◆ Records for the exercise ◆
===============

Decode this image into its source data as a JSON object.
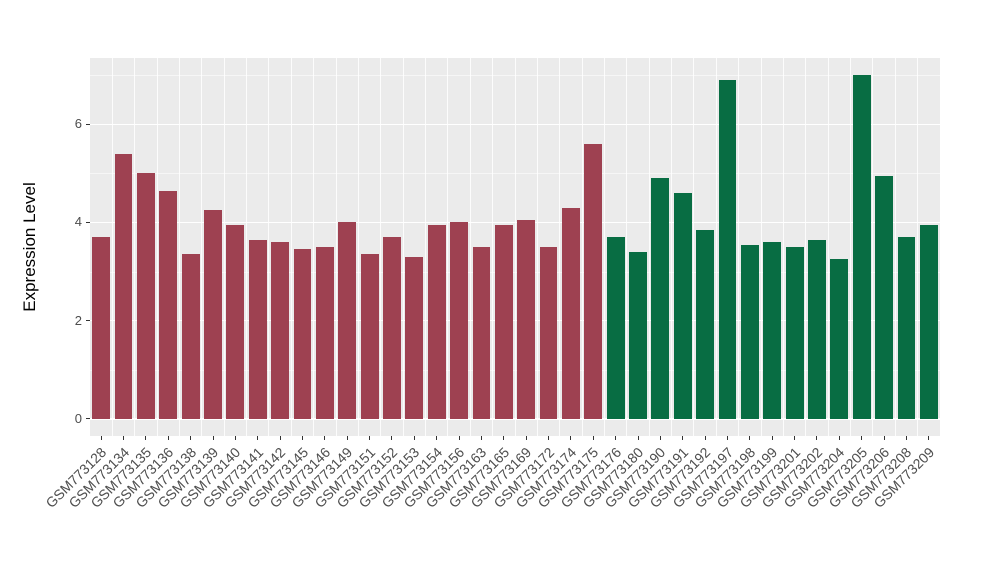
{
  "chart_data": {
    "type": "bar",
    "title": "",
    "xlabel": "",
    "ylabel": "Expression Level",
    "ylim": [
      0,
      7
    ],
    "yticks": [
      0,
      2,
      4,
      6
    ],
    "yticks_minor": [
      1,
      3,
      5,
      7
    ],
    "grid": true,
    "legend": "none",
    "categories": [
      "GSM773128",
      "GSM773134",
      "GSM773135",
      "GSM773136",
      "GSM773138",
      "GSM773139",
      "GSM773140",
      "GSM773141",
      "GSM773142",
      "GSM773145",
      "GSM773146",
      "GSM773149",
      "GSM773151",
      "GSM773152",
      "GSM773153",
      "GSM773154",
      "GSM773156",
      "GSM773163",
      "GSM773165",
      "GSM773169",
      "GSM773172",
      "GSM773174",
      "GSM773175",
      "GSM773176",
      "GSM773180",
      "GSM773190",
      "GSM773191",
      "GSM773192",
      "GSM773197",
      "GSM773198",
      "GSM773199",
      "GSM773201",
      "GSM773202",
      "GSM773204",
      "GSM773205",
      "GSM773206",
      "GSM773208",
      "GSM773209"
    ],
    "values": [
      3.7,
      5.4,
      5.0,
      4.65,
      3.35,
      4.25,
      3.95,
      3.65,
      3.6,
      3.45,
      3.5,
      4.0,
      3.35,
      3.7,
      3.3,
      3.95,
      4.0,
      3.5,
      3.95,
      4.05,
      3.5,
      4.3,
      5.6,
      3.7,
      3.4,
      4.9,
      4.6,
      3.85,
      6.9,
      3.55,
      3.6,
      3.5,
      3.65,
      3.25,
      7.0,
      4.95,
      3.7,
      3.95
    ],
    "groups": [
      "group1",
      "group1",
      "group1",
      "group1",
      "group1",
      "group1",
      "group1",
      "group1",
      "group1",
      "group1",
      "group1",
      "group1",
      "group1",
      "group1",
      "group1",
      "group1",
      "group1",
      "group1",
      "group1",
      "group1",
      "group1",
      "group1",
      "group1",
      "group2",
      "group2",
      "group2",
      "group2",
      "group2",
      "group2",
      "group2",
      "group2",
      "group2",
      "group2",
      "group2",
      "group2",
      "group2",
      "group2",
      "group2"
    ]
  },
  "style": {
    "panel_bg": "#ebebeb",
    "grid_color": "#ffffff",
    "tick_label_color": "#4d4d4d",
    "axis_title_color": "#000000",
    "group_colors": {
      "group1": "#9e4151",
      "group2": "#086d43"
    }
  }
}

===============

◆ Aim ◆
Restate the entire listing word for word, excluding pictures.

◆ Correct response ◆
Decode this image into its source data as a JSON object.
{
  "chart_data": {
    "type": "bar",
    "title": "",
    "xlabel": "",
    "ylabel": "Expression Level",
    "ylim": [
      0,
      7
    ],
    "yticks": [
      0,
      2,
      4,
      6
    ],
    "yticks_minor": [
      1,
      3,
      5,
      7
    ],
    "grid": true,
    "legend": "none",
    "categories": [
      "GSM773128",
      "GSM773134",
      "GSM773135",
      "GSM773136",
      "GSM773138",
      "GSM773139",
      "GSM773140",
      "GSM773141",
      "GSM773142",
      "GSM773145",
      "GSM773146",
      "GSM773149",
      "GSM773151",
      "GSM773152",
      "GSM773153",
      "GSM773154",
      "GSM773156",
      "GSM773163",
      "GSM773165",
      "GSM773169",
      "GSM773172",
      "GSM773174",
      "GSM773175",
      "GSM773176",
      "GSM773180",
      "GSM773190",
      "GSM773191",
      "GSM773192",
      "GSM773197",
      "GSM773198",
      "GSM773199",
      "GSM773201",
      "GSM773202",
      "GSM773204",
      "GSM773205",
      "GSM773206",
      "GSM773208",
      "GSM773209"
    ],
    "values": [
      3.7,
      5.4,
      5.0,
      4.65,
      3.35,
      4.25,
      3.95,
      3.65,
      3.6,
      3.45,
      3.5,
      4.0,
      3.35,
      3.7,
      3.3,
      3.95,
      4.0,
      3.5,
      3.95,
      4.05,
      3.5,
      4.3,
      5.6,
      3.7,
      3.4,
      4.9,
      4.6,
      3.85,
      6.9,
      3.55,
      3.6,
      3.5,
      3.65,
      3.25,
      7.0,
      4.95,
      3.7,
      3.95
    ],
    "groups": [
      "group1",
      "group1",
      "group1",
      "group1",
      "group1",
      "group1",
      "group1",
      "group1",
      "group1",
      "group1",
      "group1",
      "group1",
      "group1",
      "group1",
      "group1",
      "group1",
      "group1",
      "group1",
      "group1",
      "group1",
      "group1",
      "group1",
      "group1",
      "group2",
      "group2",
      "group2",
      "group2",
      "group2",
      "group2",
      "group2",
      "group2",
      "group2",
      "group2",
      "group2",
      "group2",
      "group2",
      "group2",
      "group2"
    ]
  },
  "style": {
    "panel_bg": "#ebebeb",
    "grid_color": "#ffffff",
    "tick_label_color": "#4d4d4d",
    "axis_title_color": "#000000",
    "group_colors": {
      "group1": "#9e4151",
      "group2": "#086d43"
    }
  }
}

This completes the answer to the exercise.